Review the lines that follow and copy each one that contains the word "true".

+-------+

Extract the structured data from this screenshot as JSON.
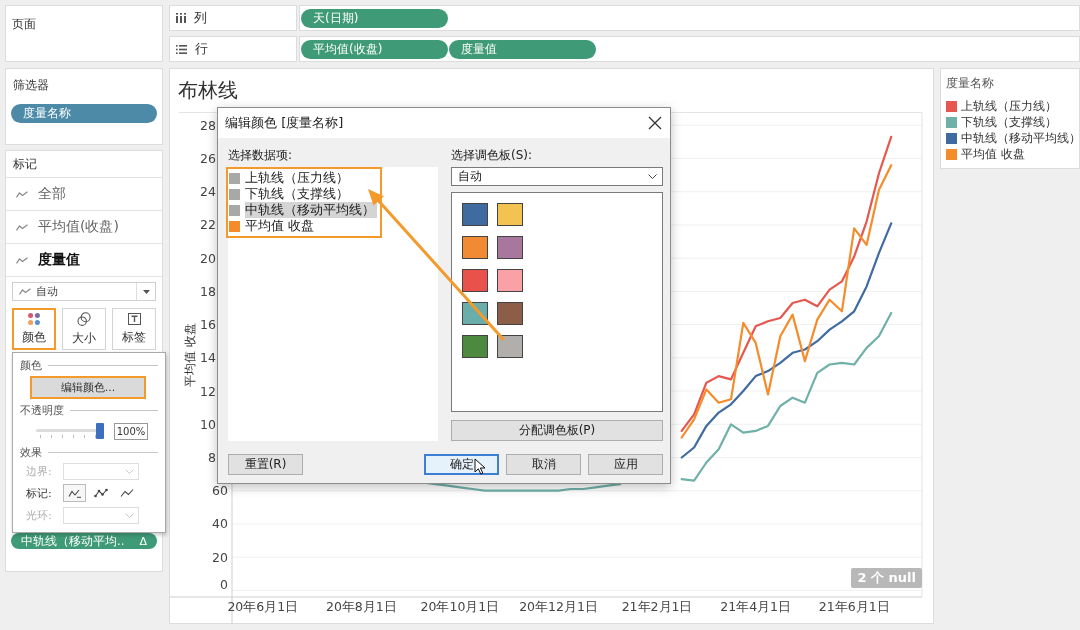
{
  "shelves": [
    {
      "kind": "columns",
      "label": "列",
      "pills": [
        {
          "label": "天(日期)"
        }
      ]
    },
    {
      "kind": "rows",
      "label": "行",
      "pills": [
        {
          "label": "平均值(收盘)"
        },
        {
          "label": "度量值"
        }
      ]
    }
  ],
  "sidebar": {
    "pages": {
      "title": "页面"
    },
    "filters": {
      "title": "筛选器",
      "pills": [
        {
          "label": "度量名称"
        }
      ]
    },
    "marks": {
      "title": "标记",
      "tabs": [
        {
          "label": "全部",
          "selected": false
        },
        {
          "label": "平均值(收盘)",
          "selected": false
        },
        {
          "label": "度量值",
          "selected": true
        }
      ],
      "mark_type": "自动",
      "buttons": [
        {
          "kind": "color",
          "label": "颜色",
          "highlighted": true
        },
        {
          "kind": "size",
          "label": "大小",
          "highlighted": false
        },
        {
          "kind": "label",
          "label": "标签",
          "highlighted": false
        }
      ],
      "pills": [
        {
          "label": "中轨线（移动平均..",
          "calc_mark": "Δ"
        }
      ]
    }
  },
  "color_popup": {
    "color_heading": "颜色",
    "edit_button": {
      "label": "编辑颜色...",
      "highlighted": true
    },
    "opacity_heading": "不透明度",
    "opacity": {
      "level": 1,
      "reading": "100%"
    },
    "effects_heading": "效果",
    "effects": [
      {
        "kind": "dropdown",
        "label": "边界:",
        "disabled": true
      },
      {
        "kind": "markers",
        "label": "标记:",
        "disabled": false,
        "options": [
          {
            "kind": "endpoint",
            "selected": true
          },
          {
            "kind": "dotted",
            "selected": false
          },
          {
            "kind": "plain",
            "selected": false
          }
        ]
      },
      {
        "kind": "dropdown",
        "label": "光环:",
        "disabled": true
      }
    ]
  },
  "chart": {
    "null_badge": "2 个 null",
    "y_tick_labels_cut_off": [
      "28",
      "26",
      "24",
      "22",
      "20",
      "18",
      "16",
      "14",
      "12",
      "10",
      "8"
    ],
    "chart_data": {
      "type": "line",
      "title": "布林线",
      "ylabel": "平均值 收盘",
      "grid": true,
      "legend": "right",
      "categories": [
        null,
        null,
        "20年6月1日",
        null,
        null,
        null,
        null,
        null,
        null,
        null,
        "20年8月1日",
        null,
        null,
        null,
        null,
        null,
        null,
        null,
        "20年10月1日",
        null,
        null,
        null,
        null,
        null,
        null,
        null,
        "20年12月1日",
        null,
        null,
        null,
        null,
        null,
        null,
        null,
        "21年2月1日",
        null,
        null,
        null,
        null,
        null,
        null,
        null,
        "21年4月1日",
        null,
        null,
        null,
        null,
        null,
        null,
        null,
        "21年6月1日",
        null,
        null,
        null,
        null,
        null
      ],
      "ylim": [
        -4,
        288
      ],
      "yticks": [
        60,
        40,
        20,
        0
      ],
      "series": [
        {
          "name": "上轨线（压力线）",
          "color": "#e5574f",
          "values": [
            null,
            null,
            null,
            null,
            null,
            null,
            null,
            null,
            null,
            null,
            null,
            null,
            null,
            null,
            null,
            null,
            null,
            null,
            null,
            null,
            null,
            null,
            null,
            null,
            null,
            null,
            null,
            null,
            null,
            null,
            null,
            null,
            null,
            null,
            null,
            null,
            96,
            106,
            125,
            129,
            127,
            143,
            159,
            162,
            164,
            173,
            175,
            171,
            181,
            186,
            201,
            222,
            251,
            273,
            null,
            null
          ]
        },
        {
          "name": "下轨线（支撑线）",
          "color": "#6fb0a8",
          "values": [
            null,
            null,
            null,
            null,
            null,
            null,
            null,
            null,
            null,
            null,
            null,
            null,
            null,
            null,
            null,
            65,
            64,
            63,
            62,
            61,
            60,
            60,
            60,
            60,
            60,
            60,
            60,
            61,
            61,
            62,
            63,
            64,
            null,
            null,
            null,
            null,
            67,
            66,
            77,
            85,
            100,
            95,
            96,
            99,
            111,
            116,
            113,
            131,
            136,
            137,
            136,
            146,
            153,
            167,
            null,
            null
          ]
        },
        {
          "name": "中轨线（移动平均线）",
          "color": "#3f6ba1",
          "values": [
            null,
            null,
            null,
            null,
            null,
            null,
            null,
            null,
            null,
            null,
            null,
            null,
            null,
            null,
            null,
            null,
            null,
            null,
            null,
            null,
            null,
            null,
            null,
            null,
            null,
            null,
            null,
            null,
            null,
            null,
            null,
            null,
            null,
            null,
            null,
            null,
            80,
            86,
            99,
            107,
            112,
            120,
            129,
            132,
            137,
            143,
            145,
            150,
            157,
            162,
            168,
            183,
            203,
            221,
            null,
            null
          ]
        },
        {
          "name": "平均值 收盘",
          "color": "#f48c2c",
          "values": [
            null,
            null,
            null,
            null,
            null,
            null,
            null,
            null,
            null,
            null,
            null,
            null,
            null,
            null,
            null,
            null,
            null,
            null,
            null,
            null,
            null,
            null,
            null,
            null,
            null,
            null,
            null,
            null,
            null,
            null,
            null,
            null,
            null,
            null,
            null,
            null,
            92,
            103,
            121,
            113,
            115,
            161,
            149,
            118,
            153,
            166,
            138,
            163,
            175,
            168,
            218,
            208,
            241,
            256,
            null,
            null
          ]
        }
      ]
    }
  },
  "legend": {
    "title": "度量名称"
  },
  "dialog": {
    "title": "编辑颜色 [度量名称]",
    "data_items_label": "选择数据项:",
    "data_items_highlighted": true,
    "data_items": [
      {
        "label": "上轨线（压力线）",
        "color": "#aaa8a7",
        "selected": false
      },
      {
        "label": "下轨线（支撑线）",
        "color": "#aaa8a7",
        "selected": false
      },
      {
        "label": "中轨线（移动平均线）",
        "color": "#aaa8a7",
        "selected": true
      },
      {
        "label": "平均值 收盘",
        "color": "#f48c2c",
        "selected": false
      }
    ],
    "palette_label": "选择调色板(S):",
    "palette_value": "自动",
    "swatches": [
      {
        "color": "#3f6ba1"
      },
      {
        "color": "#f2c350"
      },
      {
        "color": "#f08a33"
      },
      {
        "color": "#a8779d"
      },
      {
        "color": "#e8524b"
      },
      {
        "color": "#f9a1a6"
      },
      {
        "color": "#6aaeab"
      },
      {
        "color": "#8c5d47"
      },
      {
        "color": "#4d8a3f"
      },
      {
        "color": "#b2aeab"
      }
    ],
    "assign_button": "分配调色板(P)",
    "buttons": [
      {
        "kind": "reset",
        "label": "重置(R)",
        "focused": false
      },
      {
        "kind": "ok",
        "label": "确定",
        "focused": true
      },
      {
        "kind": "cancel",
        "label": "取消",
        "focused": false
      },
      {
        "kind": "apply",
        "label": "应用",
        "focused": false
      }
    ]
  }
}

+-------+

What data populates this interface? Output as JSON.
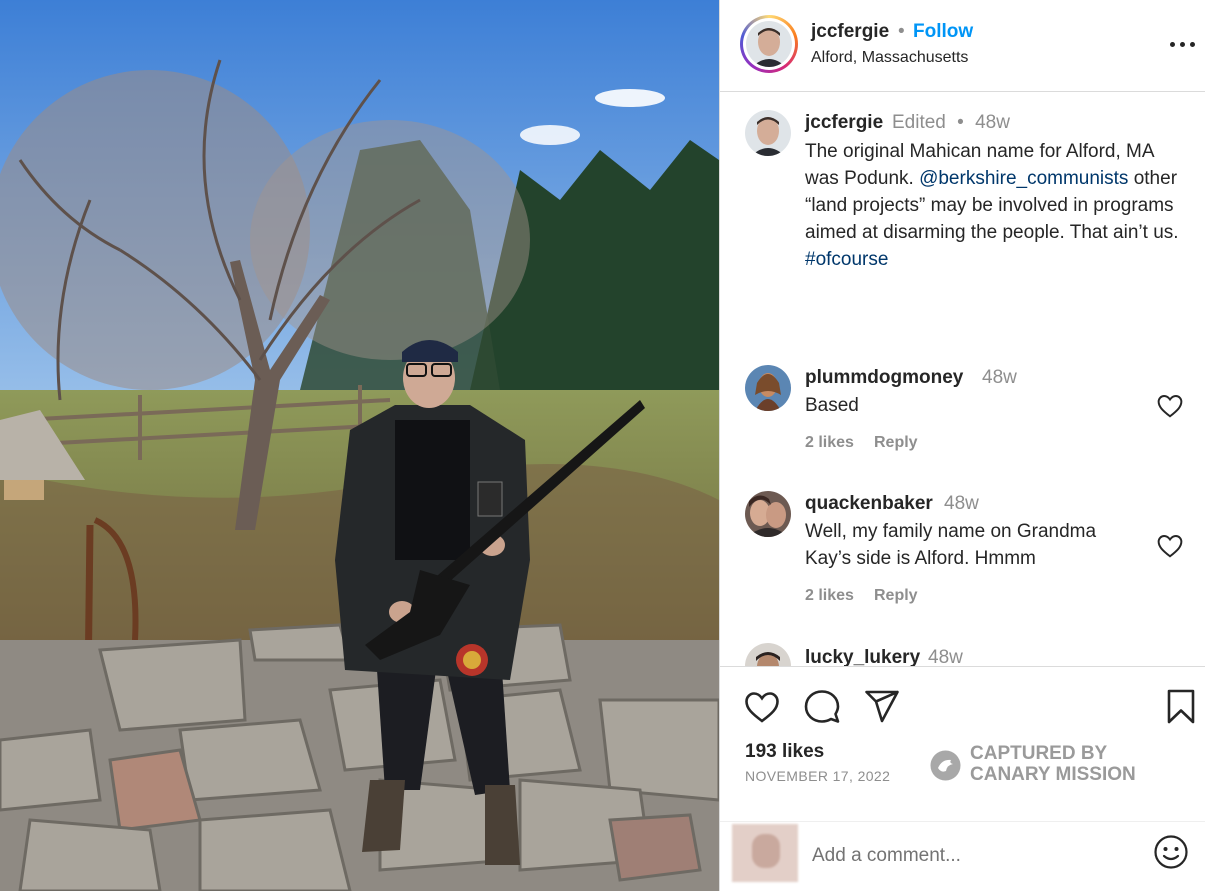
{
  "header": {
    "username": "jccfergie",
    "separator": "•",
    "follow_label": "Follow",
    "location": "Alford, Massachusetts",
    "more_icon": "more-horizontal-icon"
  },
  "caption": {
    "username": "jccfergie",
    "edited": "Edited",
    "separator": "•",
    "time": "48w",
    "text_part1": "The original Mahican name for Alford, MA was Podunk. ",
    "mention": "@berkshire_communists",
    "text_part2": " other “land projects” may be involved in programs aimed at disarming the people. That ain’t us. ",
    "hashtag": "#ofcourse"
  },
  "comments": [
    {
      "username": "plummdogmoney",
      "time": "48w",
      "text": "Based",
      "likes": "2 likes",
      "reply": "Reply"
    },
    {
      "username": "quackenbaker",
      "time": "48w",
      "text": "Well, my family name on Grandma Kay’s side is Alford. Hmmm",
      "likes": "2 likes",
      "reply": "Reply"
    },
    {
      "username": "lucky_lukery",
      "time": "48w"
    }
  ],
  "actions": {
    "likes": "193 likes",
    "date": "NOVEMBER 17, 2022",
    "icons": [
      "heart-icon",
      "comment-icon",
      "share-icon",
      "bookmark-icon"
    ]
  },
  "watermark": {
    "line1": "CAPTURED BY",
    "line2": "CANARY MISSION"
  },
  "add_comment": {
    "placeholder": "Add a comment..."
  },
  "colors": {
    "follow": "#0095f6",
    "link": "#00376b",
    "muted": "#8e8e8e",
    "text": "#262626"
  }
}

+-------+

CORRECT ANSWER>
          "selected": true
          "highlighted": true
      "highlighted": true
        "disabled": true
            "selected": true
        "disabled": true
      "grid": true,
    "data_items_highlighted": true,
        "selected": true
        "focused": true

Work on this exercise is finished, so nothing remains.